* Start RECORDS FOR THIS EXERCISE *

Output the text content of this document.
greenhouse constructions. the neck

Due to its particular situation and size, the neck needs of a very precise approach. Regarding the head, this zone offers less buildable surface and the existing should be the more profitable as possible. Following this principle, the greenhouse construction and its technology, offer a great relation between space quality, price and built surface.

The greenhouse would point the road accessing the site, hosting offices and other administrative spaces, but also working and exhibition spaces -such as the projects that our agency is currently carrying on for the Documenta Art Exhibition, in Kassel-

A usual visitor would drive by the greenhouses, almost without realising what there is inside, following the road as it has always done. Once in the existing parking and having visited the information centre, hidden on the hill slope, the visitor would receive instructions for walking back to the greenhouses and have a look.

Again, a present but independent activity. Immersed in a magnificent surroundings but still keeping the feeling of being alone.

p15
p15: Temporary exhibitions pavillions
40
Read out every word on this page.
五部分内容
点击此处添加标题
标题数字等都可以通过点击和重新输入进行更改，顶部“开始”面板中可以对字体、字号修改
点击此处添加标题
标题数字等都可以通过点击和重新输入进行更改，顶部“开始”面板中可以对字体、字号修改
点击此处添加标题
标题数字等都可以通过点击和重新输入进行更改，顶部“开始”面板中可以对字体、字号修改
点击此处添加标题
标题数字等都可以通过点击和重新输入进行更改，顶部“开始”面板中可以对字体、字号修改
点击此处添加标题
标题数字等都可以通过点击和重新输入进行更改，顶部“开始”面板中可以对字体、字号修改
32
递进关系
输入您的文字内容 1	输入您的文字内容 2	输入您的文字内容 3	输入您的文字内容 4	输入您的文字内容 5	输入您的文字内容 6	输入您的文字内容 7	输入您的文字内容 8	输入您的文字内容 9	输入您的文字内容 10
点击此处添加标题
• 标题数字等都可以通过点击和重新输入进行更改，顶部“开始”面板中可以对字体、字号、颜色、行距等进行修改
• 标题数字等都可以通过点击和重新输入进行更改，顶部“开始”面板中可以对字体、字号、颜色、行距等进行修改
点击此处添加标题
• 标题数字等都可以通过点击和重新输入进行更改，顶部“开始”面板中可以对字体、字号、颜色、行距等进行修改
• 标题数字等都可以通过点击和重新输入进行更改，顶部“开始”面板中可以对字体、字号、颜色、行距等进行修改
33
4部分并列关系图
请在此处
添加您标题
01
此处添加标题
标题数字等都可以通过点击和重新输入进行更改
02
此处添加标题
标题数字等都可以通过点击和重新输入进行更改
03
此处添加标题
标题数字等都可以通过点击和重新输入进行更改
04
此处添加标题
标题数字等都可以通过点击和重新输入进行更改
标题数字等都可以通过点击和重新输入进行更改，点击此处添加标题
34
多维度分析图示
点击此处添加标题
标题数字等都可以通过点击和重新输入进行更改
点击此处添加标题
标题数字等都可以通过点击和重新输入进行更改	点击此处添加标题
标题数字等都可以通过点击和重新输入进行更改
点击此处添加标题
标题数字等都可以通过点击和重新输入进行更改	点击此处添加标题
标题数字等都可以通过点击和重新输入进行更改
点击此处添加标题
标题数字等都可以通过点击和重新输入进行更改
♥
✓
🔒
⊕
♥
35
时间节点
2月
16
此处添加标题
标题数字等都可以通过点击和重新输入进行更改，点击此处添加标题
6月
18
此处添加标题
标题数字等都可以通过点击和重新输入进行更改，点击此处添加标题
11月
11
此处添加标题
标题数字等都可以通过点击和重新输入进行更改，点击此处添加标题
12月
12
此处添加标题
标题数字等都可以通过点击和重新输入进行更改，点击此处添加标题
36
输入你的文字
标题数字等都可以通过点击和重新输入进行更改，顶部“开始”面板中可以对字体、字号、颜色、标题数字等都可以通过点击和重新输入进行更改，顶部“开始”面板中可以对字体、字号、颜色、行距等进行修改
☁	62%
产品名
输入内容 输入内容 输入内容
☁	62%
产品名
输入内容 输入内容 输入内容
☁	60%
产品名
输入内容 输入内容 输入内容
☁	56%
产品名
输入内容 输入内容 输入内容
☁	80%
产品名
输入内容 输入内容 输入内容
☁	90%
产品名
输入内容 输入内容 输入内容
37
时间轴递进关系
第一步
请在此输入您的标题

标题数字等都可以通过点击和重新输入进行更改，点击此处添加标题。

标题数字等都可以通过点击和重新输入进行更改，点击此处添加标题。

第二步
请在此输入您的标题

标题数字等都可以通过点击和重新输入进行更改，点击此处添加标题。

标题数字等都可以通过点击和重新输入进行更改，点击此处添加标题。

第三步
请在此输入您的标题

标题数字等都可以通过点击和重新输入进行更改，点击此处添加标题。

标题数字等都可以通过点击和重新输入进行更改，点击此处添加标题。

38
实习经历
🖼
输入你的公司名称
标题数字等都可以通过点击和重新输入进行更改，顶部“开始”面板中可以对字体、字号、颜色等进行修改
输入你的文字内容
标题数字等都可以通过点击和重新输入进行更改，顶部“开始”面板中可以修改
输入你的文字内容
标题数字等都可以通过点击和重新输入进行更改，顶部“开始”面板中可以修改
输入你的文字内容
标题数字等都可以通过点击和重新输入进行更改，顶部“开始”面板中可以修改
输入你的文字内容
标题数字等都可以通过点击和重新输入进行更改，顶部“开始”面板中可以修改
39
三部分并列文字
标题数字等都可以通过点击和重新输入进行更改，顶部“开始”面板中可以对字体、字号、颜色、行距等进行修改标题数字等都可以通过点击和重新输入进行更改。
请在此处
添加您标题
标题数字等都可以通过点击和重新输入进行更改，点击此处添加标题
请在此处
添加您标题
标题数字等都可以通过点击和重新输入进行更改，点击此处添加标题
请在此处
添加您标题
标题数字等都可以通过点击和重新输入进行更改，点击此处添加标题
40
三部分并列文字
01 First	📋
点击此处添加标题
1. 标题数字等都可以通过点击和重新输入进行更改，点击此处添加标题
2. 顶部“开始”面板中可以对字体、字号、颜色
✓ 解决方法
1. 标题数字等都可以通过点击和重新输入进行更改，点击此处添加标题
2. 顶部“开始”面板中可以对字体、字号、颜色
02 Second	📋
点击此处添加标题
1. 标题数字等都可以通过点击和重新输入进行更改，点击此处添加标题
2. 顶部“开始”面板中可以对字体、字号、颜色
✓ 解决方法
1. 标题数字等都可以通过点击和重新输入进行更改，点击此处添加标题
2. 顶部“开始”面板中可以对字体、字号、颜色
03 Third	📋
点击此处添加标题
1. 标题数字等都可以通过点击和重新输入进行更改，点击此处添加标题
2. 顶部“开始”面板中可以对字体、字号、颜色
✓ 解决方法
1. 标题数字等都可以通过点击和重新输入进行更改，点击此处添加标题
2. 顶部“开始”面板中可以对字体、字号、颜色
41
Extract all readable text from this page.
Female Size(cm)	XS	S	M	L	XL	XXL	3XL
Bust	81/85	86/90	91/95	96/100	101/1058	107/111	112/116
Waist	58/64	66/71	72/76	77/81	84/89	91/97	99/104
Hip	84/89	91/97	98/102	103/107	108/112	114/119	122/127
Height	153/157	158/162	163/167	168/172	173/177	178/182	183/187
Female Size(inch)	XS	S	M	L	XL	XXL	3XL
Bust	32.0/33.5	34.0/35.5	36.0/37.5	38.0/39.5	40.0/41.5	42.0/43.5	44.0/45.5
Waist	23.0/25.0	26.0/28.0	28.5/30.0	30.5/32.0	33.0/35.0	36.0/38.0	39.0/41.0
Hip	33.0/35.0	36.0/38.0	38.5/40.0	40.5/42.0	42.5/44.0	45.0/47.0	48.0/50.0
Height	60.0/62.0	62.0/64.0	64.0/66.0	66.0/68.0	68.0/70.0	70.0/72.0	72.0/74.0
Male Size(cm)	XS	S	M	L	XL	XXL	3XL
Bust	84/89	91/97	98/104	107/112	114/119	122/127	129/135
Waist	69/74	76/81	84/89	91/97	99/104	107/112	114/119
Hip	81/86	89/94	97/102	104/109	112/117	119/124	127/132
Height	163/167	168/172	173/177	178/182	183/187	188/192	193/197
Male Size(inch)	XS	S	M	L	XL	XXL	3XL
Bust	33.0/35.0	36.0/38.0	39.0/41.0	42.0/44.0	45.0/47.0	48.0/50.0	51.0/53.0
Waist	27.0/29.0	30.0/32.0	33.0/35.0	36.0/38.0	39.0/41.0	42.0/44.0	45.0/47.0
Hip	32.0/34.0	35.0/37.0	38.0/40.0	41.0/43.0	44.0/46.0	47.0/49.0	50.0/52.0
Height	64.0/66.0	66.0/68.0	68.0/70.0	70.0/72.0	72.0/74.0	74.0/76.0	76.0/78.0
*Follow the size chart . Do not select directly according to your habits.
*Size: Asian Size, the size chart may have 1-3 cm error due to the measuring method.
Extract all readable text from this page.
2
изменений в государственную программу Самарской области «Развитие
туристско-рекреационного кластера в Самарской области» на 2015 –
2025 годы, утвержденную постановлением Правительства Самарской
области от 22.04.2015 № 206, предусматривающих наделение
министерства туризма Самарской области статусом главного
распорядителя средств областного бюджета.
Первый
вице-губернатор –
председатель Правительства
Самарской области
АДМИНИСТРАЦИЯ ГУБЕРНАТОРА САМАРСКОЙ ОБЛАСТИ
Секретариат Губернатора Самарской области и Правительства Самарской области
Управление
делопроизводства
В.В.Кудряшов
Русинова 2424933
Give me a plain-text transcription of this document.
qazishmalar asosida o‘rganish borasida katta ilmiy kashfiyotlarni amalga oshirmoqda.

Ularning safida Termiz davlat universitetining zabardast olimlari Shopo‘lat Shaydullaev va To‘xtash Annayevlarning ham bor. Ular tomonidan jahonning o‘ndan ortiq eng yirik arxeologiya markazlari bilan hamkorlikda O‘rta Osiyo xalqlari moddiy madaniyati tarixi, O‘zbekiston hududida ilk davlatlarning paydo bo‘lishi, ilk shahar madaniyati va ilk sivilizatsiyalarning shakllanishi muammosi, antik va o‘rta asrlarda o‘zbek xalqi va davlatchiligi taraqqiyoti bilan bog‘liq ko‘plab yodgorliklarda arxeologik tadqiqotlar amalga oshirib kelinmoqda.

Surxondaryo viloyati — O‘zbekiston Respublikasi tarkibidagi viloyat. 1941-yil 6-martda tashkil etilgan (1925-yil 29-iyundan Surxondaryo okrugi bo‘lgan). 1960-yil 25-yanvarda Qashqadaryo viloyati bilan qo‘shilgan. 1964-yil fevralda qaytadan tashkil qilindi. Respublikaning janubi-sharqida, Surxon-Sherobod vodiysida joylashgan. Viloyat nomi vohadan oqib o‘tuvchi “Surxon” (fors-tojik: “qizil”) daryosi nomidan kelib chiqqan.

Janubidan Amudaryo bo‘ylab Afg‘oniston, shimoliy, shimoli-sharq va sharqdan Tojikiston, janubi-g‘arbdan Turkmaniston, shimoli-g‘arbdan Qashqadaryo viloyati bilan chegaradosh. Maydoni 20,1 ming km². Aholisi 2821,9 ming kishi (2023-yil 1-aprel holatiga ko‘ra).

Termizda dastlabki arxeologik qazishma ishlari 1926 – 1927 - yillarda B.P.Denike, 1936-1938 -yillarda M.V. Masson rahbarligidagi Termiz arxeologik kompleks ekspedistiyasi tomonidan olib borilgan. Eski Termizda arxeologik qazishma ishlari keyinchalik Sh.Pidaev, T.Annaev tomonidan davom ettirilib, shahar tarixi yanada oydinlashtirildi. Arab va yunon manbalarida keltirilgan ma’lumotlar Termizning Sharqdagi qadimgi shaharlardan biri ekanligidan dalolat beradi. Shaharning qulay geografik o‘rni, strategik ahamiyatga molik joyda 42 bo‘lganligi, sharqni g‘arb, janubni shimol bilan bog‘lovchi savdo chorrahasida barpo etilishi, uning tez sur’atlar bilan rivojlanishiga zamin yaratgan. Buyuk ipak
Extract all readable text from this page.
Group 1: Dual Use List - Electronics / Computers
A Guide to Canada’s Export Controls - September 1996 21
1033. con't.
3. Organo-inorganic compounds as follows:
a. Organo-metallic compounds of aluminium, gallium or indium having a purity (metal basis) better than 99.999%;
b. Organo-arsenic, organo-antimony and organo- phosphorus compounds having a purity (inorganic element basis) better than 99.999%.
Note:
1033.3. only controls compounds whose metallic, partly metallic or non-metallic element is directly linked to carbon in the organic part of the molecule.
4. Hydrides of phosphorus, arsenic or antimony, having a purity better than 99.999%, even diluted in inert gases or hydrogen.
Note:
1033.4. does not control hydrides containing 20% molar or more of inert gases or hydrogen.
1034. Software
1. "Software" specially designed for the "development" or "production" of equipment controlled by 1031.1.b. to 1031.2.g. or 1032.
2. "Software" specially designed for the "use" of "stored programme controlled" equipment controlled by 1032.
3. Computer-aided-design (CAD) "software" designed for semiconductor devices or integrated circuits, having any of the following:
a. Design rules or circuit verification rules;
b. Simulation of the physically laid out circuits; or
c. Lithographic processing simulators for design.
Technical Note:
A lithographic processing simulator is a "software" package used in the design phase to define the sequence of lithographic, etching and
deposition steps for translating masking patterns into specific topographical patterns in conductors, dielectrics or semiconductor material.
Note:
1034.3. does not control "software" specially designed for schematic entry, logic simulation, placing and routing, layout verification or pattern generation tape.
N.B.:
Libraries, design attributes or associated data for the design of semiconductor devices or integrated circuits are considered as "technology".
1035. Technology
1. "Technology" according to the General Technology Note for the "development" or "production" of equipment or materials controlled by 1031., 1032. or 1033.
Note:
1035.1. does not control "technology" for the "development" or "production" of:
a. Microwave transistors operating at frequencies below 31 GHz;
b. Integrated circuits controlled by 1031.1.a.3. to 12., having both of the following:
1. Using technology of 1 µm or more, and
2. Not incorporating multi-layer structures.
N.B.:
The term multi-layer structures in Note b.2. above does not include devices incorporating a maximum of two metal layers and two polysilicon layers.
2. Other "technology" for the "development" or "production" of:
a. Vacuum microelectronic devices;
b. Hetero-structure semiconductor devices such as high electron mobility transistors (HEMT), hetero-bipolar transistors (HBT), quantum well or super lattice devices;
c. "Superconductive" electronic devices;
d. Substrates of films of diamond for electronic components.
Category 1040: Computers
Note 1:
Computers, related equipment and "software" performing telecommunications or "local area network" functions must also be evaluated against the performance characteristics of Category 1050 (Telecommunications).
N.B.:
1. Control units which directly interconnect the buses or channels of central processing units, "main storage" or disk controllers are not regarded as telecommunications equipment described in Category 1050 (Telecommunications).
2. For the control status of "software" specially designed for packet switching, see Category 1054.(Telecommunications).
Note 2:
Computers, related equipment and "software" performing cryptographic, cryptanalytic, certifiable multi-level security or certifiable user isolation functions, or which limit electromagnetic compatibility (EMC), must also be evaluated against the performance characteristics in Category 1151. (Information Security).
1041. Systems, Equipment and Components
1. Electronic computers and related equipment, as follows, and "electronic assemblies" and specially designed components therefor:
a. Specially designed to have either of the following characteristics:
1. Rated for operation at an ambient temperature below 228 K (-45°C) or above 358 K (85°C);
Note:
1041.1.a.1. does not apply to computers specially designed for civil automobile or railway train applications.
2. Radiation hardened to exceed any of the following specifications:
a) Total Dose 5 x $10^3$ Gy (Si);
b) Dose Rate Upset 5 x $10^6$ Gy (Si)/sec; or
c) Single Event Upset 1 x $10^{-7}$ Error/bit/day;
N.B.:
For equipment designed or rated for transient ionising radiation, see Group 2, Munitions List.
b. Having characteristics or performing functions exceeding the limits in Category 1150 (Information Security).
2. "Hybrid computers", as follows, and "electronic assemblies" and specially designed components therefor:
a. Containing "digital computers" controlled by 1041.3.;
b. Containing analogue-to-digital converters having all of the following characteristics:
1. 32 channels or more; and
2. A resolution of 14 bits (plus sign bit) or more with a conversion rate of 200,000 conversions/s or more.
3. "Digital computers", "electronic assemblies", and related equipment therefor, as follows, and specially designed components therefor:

* End RECORDS FOR THIS EXERCISE *

● EXERCISE AIM: Look through the entries and return every line where "multi" appears.

● COMPLETE RESPONSE:
2. Not incorporating multi-layer structures.
The term multi-layer structures in Note b.2. above does not include devices incorporating a maximum of two metal layers and two polysilicon layers.
Computers, related equipment and "software" performing cryptographic, cryptanalytic, certifiable multi-level security or certifiable user isolation functions, or which limit electromagnetic compatibility (EMC), must also be evaluated against the performance characteristics in Category 1151. (Information Security).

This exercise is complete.